## start

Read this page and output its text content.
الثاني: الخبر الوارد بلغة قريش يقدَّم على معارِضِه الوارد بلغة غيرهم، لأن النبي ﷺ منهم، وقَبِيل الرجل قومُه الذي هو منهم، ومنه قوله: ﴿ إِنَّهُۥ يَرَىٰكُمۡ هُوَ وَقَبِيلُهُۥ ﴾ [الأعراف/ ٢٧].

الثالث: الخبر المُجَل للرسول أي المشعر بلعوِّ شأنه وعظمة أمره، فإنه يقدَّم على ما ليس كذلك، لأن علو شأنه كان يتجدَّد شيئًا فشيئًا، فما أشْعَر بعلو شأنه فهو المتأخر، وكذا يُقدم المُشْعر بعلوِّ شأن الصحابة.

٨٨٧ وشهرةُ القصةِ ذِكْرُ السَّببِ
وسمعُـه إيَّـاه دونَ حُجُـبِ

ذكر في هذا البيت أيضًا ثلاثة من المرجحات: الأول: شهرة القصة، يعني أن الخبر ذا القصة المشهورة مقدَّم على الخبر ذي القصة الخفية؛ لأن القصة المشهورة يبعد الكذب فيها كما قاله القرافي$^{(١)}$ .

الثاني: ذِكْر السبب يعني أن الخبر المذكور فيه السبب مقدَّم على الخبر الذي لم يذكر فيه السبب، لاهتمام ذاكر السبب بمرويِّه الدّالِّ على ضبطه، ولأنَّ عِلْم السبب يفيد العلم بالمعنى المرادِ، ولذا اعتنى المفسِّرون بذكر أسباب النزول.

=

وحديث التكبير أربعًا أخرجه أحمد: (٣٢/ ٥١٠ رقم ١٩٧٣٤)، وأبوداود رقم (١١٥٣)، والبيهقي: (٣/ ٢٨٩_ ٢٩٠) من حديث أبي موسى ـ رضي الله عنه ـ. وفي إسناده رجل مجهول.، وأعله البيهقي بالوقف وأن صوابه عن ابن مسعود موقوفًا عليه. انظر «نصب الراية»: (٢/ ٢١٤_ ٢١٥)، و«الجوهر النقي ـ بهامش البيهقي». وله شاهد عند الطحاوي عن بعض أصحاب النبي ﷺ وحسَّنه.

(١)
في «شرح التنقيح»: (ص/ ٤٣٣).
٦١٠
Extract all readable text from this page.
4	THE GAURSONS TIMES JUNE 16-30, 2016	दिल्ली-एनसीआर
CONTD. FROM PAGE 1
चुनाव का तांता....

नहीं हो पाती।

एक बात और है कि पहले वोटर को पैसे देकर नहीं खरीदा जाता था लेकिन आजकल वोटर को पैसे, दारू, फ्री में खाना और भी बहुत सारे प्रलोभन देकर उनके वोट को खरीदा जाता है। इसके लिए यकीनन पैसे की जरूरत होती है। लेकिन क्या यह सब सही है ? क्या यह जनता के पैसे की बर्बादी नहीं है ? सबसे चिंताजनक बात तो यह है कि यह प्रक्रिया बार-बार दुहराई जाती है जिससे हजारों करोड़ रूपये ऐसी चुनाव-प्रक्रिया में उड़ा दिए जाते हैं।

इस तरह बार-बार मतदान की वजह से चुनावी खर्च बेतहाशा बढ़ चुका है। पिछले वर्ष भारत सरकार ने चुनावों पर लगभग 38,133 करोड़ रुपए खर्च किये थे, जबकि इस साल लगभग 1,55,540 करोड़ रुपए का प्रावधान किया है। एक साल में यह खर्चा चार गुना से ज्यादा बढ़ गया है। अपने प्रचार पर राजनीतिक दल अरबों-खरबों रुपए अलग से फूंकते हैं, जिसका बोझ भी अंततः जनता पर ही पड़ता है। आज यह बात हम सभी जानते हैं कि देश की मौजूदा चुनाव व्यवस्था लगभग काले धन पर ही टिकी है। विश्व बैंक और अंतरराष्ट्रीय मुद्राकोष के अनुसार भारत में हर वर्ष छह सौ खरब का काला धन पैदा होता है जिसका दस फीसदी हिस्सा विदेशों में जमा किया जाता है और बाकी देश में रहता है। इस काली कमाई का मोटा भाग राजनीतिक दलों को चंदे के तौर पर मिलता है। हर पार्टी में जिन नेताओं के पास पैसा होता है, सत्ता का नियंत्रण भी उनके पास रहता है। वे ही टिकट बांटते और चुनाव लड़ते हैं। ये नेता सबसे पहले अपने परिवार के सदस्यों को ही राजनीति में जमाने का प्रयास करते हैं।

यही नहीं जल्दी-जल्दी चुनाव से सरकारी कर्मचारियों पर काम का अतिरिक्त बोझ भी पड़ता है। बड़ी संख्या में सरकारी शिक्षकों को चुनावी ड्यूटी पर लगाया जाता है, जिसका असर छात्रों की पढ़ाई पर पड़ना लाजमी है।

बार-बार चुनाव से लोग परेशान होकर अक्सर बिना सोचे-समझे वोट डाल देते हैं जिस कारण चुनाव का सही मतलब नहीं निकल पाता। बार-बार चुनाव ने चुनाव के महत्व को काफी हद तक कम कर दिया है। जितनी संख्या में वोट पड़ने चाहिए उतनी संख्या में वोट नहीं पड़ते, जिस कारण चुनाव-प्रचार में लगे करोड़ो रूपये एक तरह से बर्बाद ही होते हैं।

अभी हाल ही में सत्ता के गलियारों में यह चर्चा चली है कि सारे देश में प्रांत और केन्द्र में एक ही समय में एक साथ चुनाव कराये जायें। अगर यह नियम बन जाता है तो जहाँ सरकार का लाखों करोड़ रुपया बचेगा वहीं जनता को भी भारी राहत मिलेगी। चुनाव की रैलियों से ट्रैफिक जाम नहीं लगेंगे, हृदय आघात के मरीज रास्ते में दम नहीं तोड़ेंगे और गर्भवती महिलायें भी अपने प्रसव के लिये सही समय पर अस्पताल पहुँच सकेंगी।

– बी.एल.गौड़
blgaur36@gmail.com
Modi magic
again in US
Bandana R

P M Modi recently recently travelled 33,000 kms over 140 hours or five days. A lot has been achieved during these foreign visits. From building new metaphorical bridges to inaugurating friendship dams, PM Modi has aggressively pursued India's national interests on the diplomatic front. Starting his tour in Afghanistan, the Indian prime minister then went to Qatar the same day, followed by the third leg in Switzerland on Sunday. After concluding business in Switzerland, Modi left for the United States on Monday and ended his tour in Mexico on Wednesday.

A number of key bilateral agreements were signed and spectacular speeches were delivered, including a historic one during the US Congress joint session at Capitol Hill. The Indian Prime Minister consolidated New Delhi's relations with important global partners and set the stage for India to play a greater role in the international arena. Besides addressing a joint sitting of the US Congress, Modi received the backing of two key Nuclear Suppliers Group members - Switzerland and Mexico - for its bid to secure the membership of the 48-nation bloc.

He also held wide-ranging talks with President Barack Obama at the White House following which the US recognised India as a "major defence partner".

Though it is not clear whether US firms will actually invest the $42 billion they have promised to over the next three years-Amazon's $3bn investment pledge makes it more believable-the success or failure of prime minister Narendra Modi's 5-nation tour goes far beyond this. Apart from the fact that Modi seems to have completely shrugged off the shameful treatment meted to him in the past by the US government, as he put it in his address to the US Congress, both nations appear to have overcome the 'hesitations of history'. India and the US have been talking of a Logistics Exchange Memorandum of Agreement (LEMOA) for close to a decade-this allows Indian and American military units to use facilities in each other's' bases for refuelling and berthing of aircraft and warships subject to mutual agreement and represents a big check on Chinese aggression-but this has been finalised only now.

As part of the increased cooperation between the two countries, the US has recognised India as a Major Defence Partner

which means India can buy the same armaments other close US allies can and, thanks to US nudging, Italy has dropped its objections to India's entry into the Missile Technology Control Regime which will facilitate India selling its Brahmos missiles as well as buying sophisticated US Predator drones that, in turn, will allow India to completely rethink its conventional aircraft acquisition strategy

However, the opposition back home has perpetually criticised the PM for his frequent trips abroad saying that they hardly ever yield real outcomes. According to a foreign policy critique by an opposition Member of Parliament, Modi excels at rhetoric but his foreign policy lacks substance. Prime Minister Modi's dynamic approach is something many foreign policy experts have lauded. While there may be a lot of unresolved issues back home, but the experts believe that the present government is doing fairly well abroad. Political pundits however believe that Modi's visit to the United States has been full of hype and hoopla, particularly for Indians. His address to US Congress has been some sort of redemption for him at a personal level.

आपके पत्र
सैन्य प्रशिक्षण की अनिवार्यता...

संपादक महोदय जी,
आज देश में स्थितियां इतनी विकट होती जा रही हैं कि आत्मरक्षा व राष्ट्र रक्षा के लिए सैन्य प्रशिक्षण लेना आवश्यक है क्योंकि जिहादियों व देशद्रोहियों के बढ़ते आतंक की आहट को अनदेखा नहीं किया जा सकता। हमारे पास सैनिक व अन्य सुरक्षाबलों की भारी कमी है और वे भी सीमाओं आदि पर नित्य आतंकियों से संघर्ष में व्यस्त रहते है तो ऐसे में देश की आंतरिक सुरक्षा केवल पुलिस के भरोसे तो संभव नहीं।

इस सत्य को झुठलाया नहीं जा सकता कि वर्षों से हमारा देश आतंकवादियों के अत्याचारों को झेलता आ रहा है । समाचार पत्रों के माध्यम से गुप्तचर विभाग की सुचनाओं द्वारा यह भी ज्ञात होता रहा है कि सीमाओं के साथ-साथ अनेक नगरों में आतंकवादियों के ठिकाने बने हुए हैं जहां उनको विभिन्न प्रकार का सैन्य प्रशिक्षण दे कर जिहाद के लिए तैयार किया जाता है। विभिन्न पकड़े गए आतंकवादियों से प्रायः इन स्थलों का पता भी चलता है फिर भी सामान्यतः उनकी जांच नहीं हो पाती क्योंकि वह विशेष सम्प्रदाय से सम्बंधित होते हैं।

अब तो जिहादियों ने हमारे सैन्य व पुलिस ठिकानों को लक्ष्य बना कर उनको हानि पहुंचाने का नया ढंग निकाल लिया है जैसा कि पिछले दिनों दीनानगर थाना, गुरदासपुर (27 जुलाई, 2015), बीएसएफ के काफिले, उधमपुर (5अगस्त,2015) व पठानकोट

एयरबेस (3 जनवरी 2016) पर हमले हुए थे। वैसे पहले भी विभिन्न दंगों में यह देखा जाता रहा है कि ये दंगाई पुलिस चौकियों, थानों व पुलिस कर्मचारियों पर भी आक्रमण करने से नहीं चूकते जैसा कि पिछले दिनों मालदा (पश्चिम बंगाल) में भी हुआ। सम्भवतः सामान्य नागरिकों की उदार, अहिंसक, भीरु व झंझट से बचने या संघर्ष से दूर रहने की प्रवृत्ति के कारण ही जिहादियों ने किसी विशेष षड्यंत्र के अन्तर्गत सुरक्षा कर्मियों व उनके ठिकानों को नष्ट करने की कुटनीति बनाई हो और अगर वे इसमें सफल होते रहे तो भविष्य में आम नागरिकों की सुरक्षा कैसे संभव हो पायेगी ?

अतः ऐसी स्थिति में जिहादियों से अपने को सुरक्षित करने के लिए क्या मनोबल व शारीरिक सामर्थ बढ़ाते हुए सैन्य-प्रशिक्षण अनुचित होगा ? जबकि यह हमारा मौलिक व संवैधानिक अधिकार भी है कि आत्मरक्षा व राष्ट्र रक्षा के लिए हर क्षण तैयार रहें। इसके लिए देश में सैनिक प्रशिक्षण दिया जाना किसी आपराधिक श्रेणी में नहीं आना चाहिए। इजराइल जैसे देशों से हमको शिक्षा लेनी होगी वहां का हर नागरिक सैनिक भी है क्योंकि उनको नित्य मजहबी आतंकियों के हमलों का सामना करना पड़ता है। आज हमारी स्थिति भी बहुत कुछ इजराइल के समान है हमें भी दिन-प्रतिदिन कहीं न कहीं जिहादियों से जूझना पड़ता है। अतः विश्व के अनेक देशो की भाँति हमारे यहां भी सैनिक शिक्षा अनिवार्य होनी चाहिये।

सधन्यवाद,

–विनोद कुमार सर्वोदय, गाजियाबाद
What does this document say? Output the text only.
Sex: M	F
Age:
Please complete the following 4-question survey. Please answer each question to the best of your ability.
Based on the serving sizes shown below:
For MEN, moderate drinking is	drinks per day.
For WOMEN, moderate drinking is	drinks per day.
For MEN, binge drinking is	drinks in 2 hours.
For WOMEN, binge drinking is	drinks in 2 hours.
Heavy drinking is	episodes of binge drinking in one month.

## end

### [Your instructions]
Count every line in the entries above where the word "aircraft" appears; respond with the number alone.

### [Output of the task]
2